[Chart and figure data]
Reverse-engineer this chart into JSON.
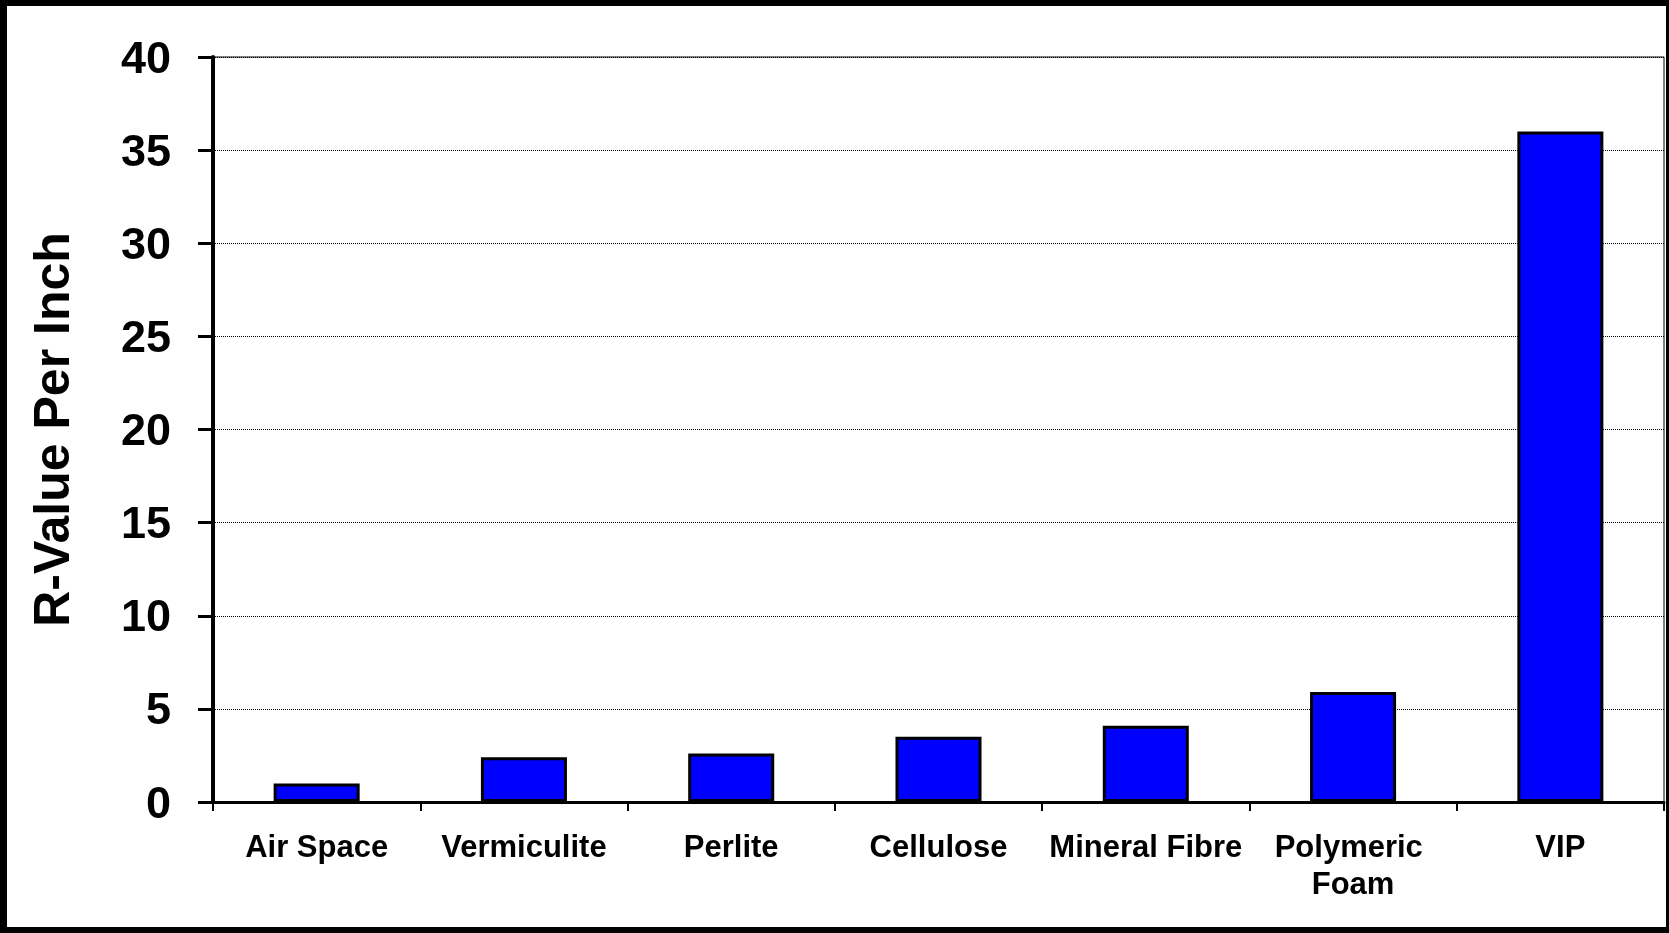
{
  "chart_data": {
    "type": "bar",
    "ylabel": "R-Value Per Inch",
    "categories": [
      "Air Space",
      "Vermiculite",
      "Perlite",
      "Cellulose",
      "Mineral Fibre",
      "Polymeric Foam",
      "VIP"
    ],
    "values": [
      1.0,
      2.4,
      2.6,
      3.5,
      4.1,
      5.9,
      36
    ],
    "color": "#0000ff",
    "ylim": [
      0,
      40
    ],
    "yticks": [
      0,
      5,
      10,
      15,
      20,
      25,
      30,
      35,
      40
    ],
    "grid": "y"
  }
}
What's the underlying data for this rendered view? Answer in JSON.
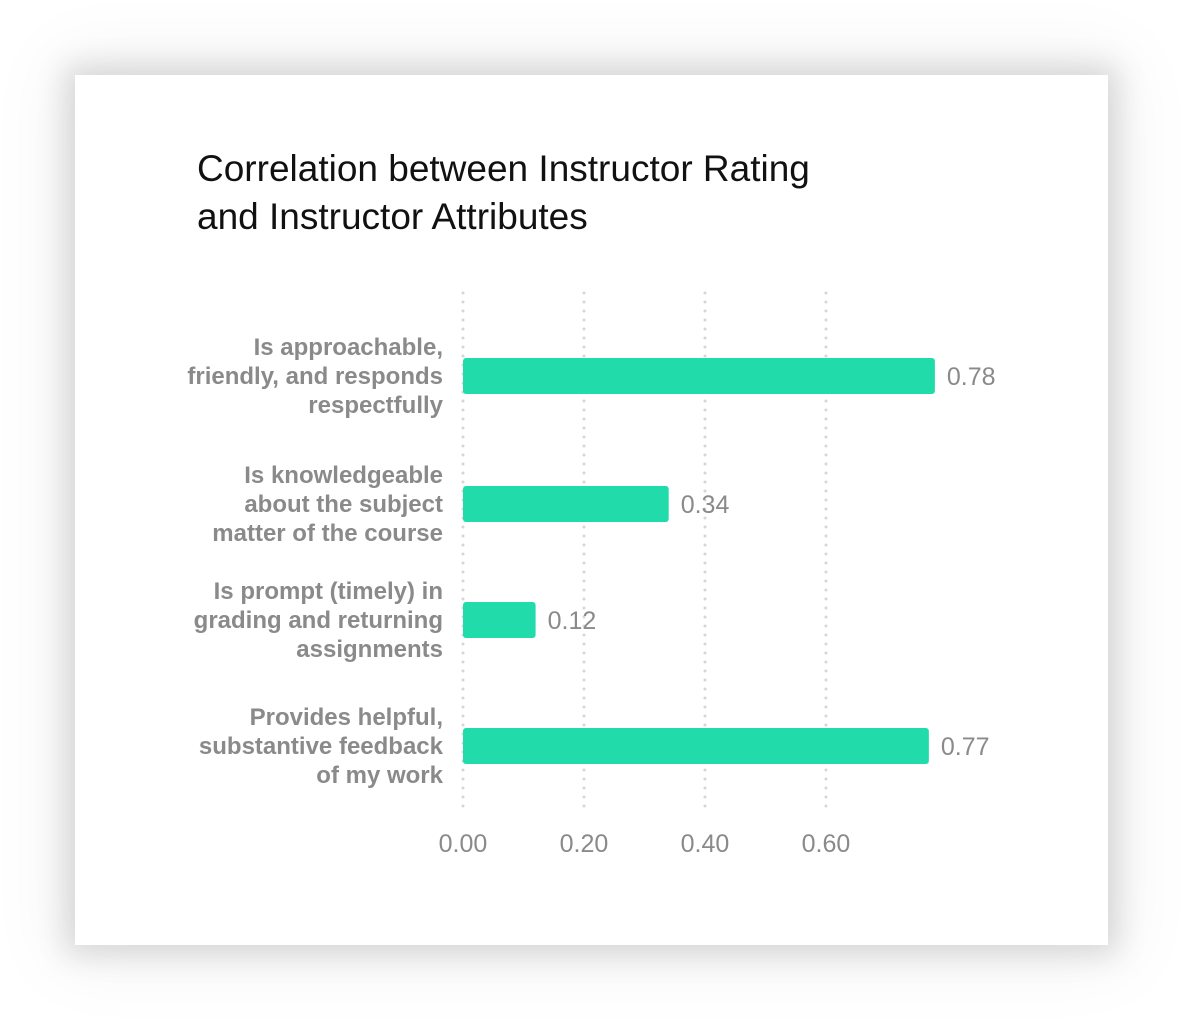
{
  "chart_data": {
    "type": "bar",
    "orientation": "horizontal",
    "title_lines": [
      "Correlation between Instructor Rating",
      "and Instructor Attributes"
    ],
    "categories": [
      [
        "Is approachable,",
        "friendly, and responds",
        "respectfully"
      ],
      [
        "Is knowledgeable",
        "about the subject",
        "matter of the course"
      ],
      [
        "Is prompt (timely) in",
        "grading and returning",
        "assignments"
      ],
      [
        "Provides helpful,",
        "substantive feedback",
        "of my work"
      ]
    ],
    "values": [
      0.78,
      0.34,
      0.12,
      0.77
    ],
    "value_labels": [
      "0.78",
      "0.34",
      "0.12",
      "0.77"
    ],
    "x_ticks": [
      0,
      0.2,
      0.4,
      0.6
    ],
    "x_tick_labels": [
      "0.00",
      "0.20",
      "0.40",
      "0.60"
    ],
    "xlim": [
      0,
      0.78
    ],
    "grid": true,
    "legend": false,
    "bar_color": "#22dbaa",
    "text_color": "#8a8a8a"
  }
}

● Written request
List each line of the entries that holds the string "this".

● Correct response
Reverse-engineer this chart into JSON.
What's the underlying data for this rendered view? Answer in JSON.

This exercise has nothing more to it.